**GIVEN REQUEST**
Copy the data exactly as it appears, and do not include any pictures.

**RECORD SET**
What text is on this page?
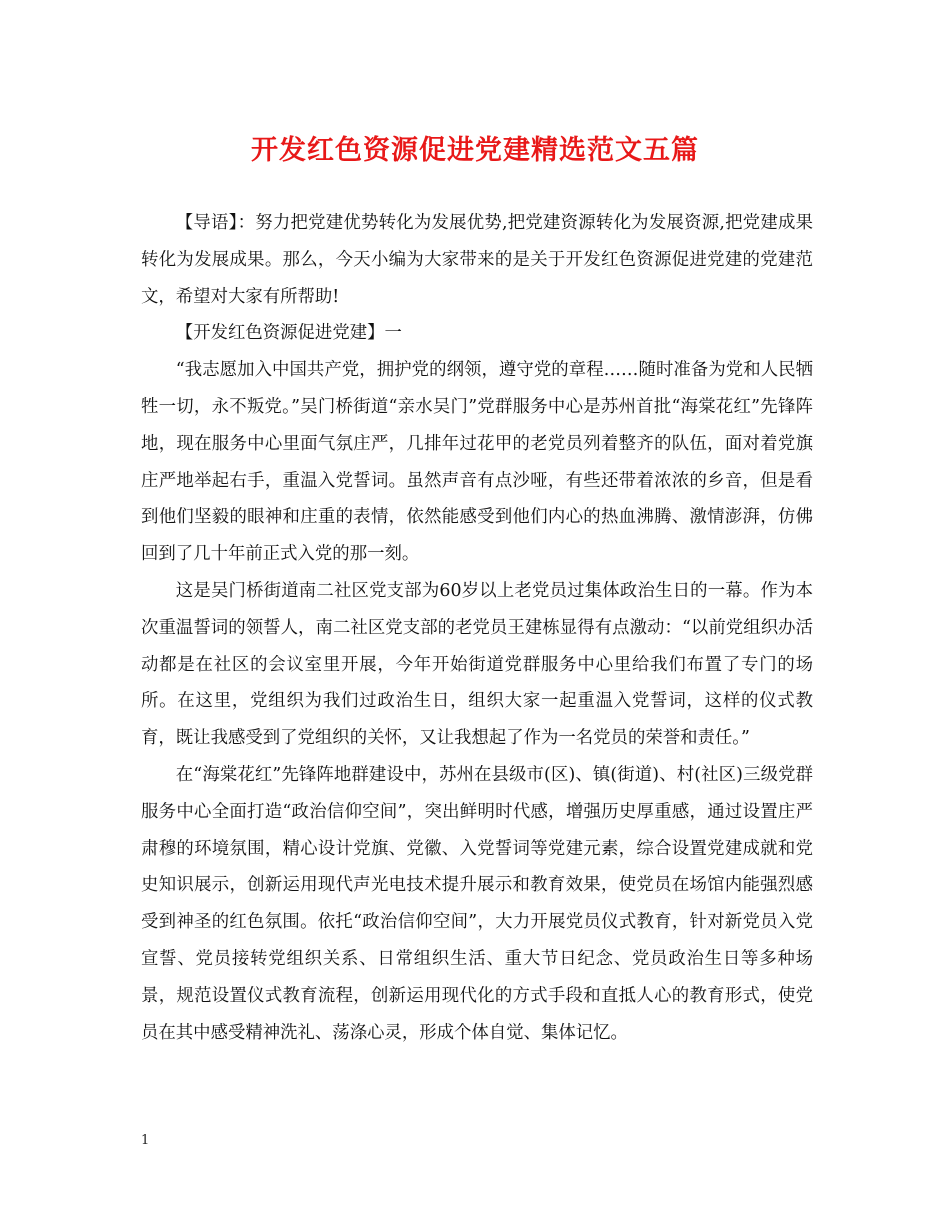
开发红色资源促进党建精选范文五篇

【导语】：努力把党建优势转化为发展优势,把党建资源转化为发展资源,把党建成果转化为发展成果。那么，今天小编为大家带来的是关于开发红色资源促进党建的党建范文，希望对大家有所帮助!

【开发红色资源促进党建】一

“我志愿加入中国共产党，拥护党的纲领，遵守党的章程……随时准备为党和人民牺牲一切，永不叛党。”吴门桥街道“亲水吴门”党群服务中心是苏州首批“海棠花红”先锋阵地，现在服务中心里面气氛庄严，几排年过花甲的老党员列着整齐的队伍，面对着党旗庄严地举起右手，重温入党誓词。虽然声音有点沙哑，有些还带着浓浓的乡音，但是看到他们坚毅的眼神和庄重的表情，依然能感受到他们内心的热血沸腾、激情澎湃，仿佛回到了几十年前正式入党的那一刻。

这是吴门桥街道南二社区党支部为60岁以上老党员过集体政治生日的一幕。作为本次重温誓词的领誓人，南二社区党支部的老党员王建栋显得有点激动：“以前党组织办活动都是在社区的会议室里开展，今年开始街道党群服务中心里给我们布置了专门的场所。在这里，党组织为我们过政治生日，组织大家一起重温入党誓词，这样的仪式教育，既让我感受到了党组织的关怀，又让我想起了作为一名党员的荣誉和责任。”

在“海棠花红”先锋阵地群建设中，苏州在县级市(区)、镇(街道)、村(社区)三级党群服务中心全面打造“政治信仰空间”，突出鲜明时代感，增强历史厚重感，通过设置庄严肃穆的环境氛围，精心设计党旗、党徽、入党誓词等党建元素，综合设置党建成就和党史知识展示，创新运用现代声光电技术提升展示和教育效果，使党员在场馆内能强烈感受到神圣的红色氛围。依托“政治信仰空间”，大力开展党员仪式教育，针对新党员入党宣誓、党员接转党组织关系、日常组织生活、重大节日纪念、党员政治生日等多种场景，规范设置仪式教育流程，创新运用现代化的方式手段和直抵人心的教育形式，使党员在其中感受精神洗礼、荡涤心灵，形成个体自觉、集体记忆。

1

**THE OUTPUT**
What text is on this page?
开发红色资源促进党建精选范文五篇

【导语】：努力把党建优势转化为发展优势,把党建资源转化为发展资源,把党建成果转化为发展成果。那么，今天小编为大家带来的是关于开发红色资源促进党建的党建范文，希望对大家有所帮助!

【开发红色资源促进党建】一

“我志愿加入中国共产党，拥护党的纲领，遵守党的章程……随时准备为党和人民牺牲一切，永不叛党。”吴门桥街道“亲水吴门”党群服务中心是苏州首批“海棠花红”先锋阵地，现在服务中心里面气氛庄严，几排年过花甲的老党员列着整齐的队伍，面对着党旗庄严地举起右手，重温入党誓词。虽然声音有点沙哑，有些还带着浓浓的乡音，但是看到他们坚毅的眼神和庄重的表情，依然能感受到他们内心的热血沸腾、激情澎湃，仿佛回到了几十年前正式入党的那一刻。

这是吴门桥街道南二社区党支部为60岁以上老党员过集体政治生日的一幕。作为本次重温誓词的领誓人，南二社区党支部的老党员王建栋显得有点激动：“以前党组织办活动都是在社区的会议室里开展，今年开始街道党群服务中心里给我们布置了专门的场所。在这里，党组织为我们过政治生日，组织大家一起重温入党誓词，这样的仪式教育，既让我感受到了党组织的关怀，又让我想起了作为一名党员的荣誉和责任。”

在“海棠花红”先锋阵地群建设中，苏州在县级市(区)、镇(街道)、村(社区)三级党群服务中心全面打造“政治信仰空间”，突出鲜明时代感，增强历史厚重感，通过设置庄严肃穆的环境氛围，精心设计党旗、党徽、入党誓词等党建元素，综合设置党建成就和党史知识展示，创新运用现代声光电技术提升展示和教育效果，使党员在场馆内能强烈感受到神圣的红色氛围。依托“政治信仰空间”，大力开展党员仪式教育，针对新党员入党宣誓、党员接转党组织关系、日常组织生活、重大节日纪念、党员政治生日等多种场景，规范设置仪式教育流程，创新运用现代化的方式手段和直抵人心的教育形式，使党员在其中感受精神洗礼、荡涤心灵，形成个体自觉、集体记忆。

1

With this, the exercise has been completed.